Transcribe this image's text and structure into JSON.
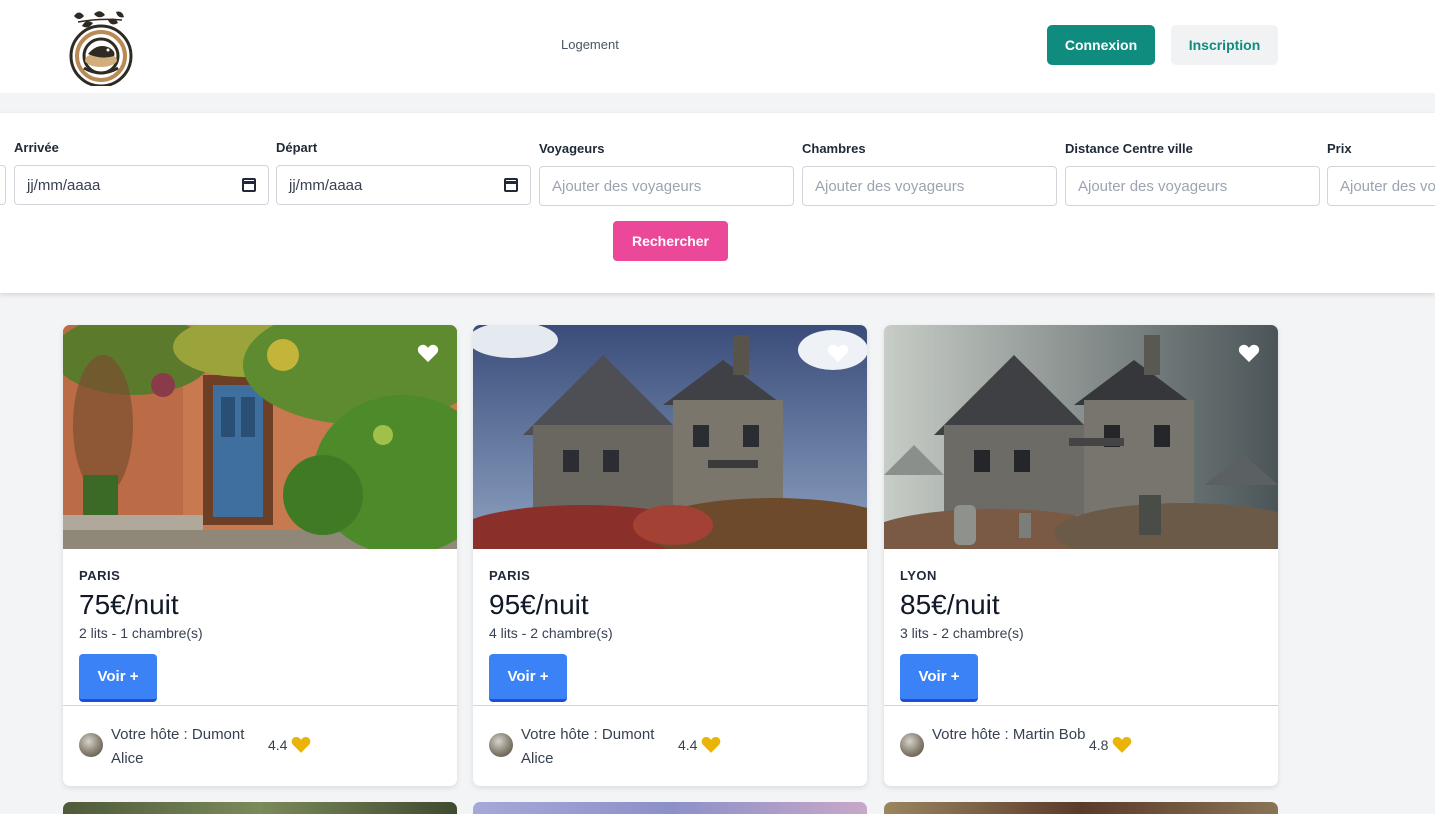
{
  "header": {
    "nav_link": "Logement",
    "login_label": "Connexion",
    "signup_label": "Inscription"
  },
  "search": {
    "fields": [
      {
        "label": "Arrivée",
        "value": "jj/mm/aaaa",
        "icon": "calendar-icon"
      },
      {
        "label": "Départ",
        "value": "jj/mm/aaaa",
        "icon": "calendar-icon"
      },
      {
        "label": "Voyageurs",
        "placeholder": "Ajouter des voyageurs"
      },
      {
        "label": "Chambres",
        "placeholder": "Ajouter des voyageurs"
      },
      {
        "label": "Distance Centre ville",
        "placeholder": "Ajouter des voyageurs"
      },
      {
        "label": "Prix",
        "placeholder": "Ajouter des vo"
      }
    ],
    "button_label": "Rechercher"
  },
  "listings": [
    {
      "city": "PARIS",
      "price": "75€/nuit",
      "beds": "2 lits - 1 chambre(s)",
      "button": "Voir +",
      "host": "Votre hôte : Dumont Alice",
      "rating": "4.4"
    },
    {
      "city": "PARIS",
      "price": "95€/nuit",
      "beds": "4 lits - 2 chambre(s)",
      "button": "Voir +",
      "host": "Votre hôte : Dumont Alice",
      "rating": "4.4"
    },
    {
      "city": "LYON",
      "price": "85€/nuit",
      "beds": "3 lits - 2 chambre(s)",
      "button": "Voir +",
      "host": "Votre hôte : Martin Bob",
      "rating": "4.8"
    }
  ],
  "colors": {
    "brand": "#0f8c7e",
    "search_button": "#ec4899",
    "primary_button": "#3b82f6",
    "rating_heart": "#eab308"
  },
  "icons": {
    "favorite": "heart-outline-icon",
    "rating": "heart-icon",
    "date": "calendar-icon"
  }
}
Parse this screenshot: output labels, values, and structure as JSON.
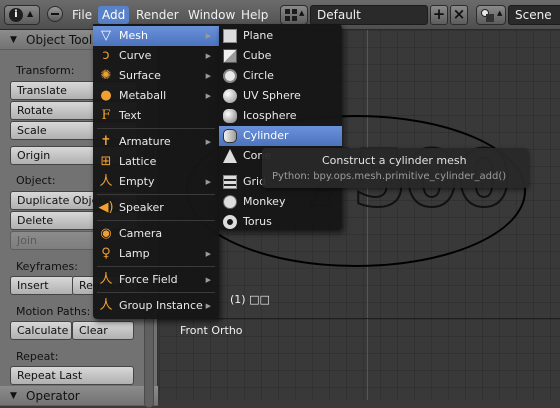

————————

WORK REQUIRED >>
All of the data needs repeating exactly, but the pictures do not.

WRITTEN RESPONSE >>
Transcribe this image's text and structure into JSON.
{
  "header": {
    "nav_link": "Logement",
    "login_label": "Connexion",
    "signup_label": "Inscription"
  },
  "search": {
    "fields": [
      {
        "label": "Arrivée",
        "value": "jj/mm/aaaa",
        "icon": "calendar-icon"
      },
      {
        "label": "Départ",
        "value": "jj/mm/aaaa",
        "icon": "calendar-icon"
      },
      {
        "label": "Voyageurs",
        "placeholder": "Ajouter des voyageurs"
      },
      {
        "label": "Chambres",
        "placeholder": "Ajouter des voyageurs"
      },
      {
        "label": "Distance Centre ville",
        "placeholder": "Ajouter des voyageurs"
      },
      {
        "label": "Prix",
        "placeholder": "Ajouter des vo"
      }
    ],
    "button_label": "Rechercher"
  },
  "listings": [
    {
      "city": "PARIS",
      "price": "75€/nuit",
      "beds": "2 lits - 1 chambre(s)",
      "button": "Voir +",
      "host": "Votre hôte : Dumont Alice",
      "rating": "4.4"
    },
    {
      "city": "PARIS",
      "price": "95€/nuit",
      "beds": "4 lits - 2 chambre(s)",
      "button": "Voir +",
      "host": "Votre hôte : Dumont Alice",
      "rating": "4.4"
    },
    {
      "city": "LYON",
      "price": "85€/nuit",
      "beds": "3 lits - 2 chambre(s)",
      "button": "Voir +",
      "host": "Votre hôte : Martin Bob",
      "rating": "4.8"
    }
  ],
  "colors": {
    "brand": "#0f8c7e",
    "search_button": "#ec4899",
    "primary_button": "#3b82f6",
    "rating_heart": "#eab308"
  },
  "icons": {
    "favorite": "heart-outline-icon",
    "rating": "heart-icon",
    "date": "calendar-icon"
  }
}
Parse this screenshot: output labels, values, and structure as JSON.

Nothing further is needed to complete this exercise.